** BEGIN Dataset excerpts **

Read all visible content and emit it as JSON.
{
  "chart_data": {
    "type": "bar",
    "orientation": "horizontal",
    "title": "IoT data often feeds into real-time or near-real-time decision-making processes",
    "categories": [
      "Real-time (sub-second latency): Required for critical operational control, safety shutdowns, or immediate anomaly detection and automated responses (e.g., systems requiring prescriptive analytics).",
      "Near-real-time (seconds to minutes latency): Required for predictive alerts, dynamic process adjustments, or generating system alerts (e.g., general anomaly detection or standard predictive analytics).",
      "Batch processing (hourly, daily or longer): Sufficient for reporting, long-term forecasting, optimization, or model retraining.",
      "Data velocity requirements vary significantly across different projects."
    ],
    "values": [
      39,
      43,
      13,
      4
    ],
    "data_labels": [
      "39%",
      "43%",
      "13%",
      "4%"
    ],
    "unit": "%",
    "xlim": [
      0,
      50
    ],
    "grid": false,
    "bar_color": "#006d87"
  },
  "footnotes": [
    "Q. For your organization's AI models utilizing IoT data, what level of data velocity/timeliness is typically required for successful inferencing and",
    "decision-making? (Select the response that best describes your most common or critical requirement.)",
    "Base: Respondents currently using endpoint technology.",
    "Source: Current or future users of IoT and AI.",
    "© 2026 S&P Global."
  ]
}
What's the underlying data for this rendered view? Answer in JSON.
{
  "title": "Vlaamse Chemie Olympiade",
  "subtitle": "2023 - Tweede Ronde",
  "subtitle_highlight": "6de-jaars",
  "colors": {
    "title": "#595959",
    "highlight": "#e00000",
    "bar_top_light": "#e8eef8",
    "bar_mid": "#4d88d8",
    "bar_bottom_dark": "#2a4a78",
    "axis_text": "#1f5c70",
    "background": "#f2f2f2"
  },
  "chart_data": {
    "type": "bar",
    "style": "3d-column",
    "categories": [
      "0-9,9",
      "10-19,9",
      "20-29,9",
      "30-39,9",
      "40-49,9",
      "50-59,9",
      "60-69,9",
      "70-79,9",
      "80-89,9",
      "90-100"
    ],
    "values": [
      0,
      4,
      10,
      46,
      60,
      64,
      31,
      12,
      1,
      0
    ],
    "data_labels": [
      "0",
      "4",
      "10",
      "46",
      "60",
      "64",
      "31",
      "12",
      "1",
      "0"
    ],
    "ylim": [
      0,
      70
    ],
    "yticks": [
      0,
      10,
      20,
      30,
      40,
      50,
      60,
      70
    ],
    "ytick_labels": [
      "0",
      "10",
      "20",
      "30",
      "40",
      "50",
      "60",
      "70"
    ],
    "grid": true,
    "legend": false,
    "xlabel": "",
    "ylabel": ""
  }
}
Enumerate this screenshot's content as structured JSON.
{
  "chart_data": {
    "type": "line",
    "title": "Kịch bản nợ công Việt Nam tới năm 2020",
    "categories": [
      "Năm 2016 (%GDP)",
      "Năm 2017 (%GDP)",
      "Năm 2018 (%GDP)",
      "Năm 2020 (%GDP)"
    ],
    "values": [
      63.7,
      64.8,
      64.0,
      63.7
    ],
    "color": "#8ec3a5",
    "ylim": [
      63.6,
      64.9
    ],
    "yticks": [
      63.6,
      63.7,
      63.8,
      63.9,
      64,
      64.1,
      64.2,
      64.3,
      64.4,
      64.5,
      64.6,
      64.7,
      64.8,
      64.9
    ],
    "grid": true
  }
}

** END Dataset excerpts **

Give the listing again, word for word.

Read all visible content and emit it as JSON.
{
  "chart_data": {
    "type": "bar",
    "orientation": "horizontal",
    "title": "IoT data often feeds into real-time or near-real-time decision-making processes",
    "categories": [
      "Real-time (sub-second latency): Required for critical operational control, safety shutdowns, or immediate anomaly detection and automated responses (e.g., systems requiring prescriptive analytics).",
      "Near-real-time (seconds to minutes latency): Required for predictive alerts, dynamic process adjustments, or generating system alerts (e.g., general anomaly detection or standard predictive analytics).",
      "Batch processing (hourly, daily or longer): Sufficient for reporting, long-term forecasting, optimization, or model retraining.",
      "Data velocity requirements vary significantly across different projects."
    ],
    "values": [
      39,
      43,
      13,
      4
    ],
    "data_labels": [
      "39%",
      "43%",
      "13%",
      "4%"
    ],
    "unit": "%",
    "xlim": [
      0,
      50
    ],
    "grid": false,
    "bar_color": "#006d87"
  },
  "footnotes": [
    "Q. For your organization's AI models utilizing IoT data, what level of data velocity/timeliness is typically required for successful inferencing and",
    "decision-making? (Select the response that best describes your most common or critical requirement.)",
    "Base: Respondents currently using endpoint technology.",
    "Source: Current or future users of IoT and AI.",
    "© 2026 S&P Global."
  ]
}
What's the underlying data for this rendered view? Answer in JSON.
{
  "title": "Vlaamse Chemie Olympiade",
  "subtitle": "2023 - Tweede Ronde",
  "subtitle_highlight": "6de-jaars",
  "colors": {
    "title": "#595959",
    "highlight": "#e00000",
    "bar_top_light": "#e8eef8",
    "bar_mid": "#4d88d8",
    "bar_bottom_dark": "#2a4a78",
    "axis_text": "#1f5c70",
    "background": "#f2f2f2"
  },
  "chart_data": {
    "type": "bar",
    "style": "3d-column",
    "categories": [
      "0-9,9",
      "10-19,9",
      "20-29,9",
      "30-39,9",
      "40-49,9",
      "50-59,9",
      "60-69,9",
      "70-79,9",
      "80-89,9",
      "90-100"
    ],
    "values": [
      0,
      4,
      10,
      46,
      60,
      64,
      31,
      12,
      1,
      0
    ],
    "data_labels": [
      "0",
      "4",
      "10",
      "46",
      "60",
      "64",
      "31",
      "12",
      "1",
      "0"
    ],
    "ylim": [
      0,
      70
    ],
    "yticks": [
      0,
      10,
      20,
      30,
      40,
      50,
      60,
      70
    ],
    "ytick_labels": [
      "0",
      "10",
      "20",
      "30",
      "40",
      "50",
      "60",
      "70"
    ],
    "grid": true,
    "legend": false,
    "xlabel": "",
    "ylabel": ""
  }
}
Enumerate this screenshot's content as structured JSON.
{
  "chart_data": {
    "type": "line",
    "title": "Kịch bản nợ công Việt Nam tới năm 2020",
    "categories": [
      "Năm 2016 (%GDP)",
      "Năm 2017 (%GDP)",
      "Năm 2018 (%GDP)",
      "Năm 2020 (%GDP)"
    ],
    "values": [
      63.7,
      64.8,
      64.0,
      63.7
    ],
    "color": "#8ec3a5",
    "ylim": [
      63.6,
      64.9
    ],
    "yticks": [
      63.6,
      63.7,
      63.8,
      63.9,
      64,
      64.1,
      64.2,
      64.3,
      64.4,
      64.5,
      64.6,
      64.7,
      64.8,
      64.9
    ],
    "grid": true
  }
}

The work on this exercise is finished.